• TEXT PROVIDED:
•••
It appears that in amongst all the installing and uninstalling, my dvi cable was moved to the other plug on my graphics card. In my folly, I thought it didn't make much difference which plug the monitor cable was plugged into. Obviously I was wrong.

I switched it back and now have no problems whatsoever!


----------



## zyper95 (Mar 9, 2007)

Have you tried using another DVI cables?


----------



## Rich-M (May 3, 2006)

There are some monitors where if both plugs are plugged into monitor at same time, even though only 1 is plugged into pc, they won't work. If you just use dvi cable, without anything else plugged into monitor will it work then? Have you looked at plug ends to make sure no pins are bent?


----------



## Sierratango (Sep 9, 2007)

Ok... The plot thickens...

First of all, if it were a cable or plug problem I would expect that the start up screens and initial microsoft splash screen would not appear. But they do.

I have removed all other plugs and adapters, so that the only link between my monitor and anything other than mains power is the dvi cable.

I have removed all other plugs and adapters from my graphics card.

Having started up my machine, I get as far as the login screen when everything goes black. At this point there are several things I can do to get an image:

- Unplug the monitor from mains power, then reconnect it.
- Unplug the dvi cable from the graphics card, and reconnect it.
- Plug the vga cable (with adapter) into both the graphics card and monitor.

Now, the image that appears once I have done either of the first two things mentioned above is at 800x600. After login this changes to 1024x768. I cannot, through any means, get my monitor to operate at its native 1680x1050 using the dvi cable. It will happily do so using the vga cable, but not the dvi. Even unchecking the "Hide modes that this monitor cannot display" checkbox in the monitor's advanced settings doesn't help. (Display settings -> Advanced settings -> Adapter tab -> List All Modes also reveals nothing above 1024x768).

This is beginning to feel more and more like a resolution problem. As if Vista initially tries to draw the login screen at a higher resolution than the monitor (or graphics card) is willing to allow.
•••
• DATA BLOCK:
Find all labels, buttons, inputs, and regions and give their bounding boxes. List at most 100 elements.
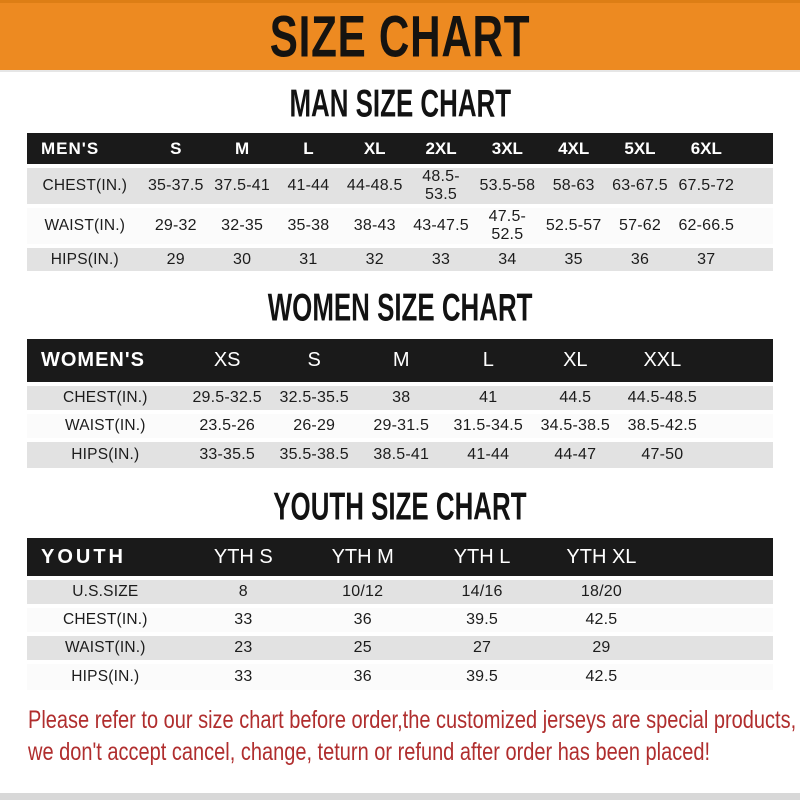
•••
• EXERCISE: In the forum thread on the DVI monitor problem, what resolution does the screen switch to after login when the DVI cable is used?

• RESPONSE TO THE EXERCISE: 1024x768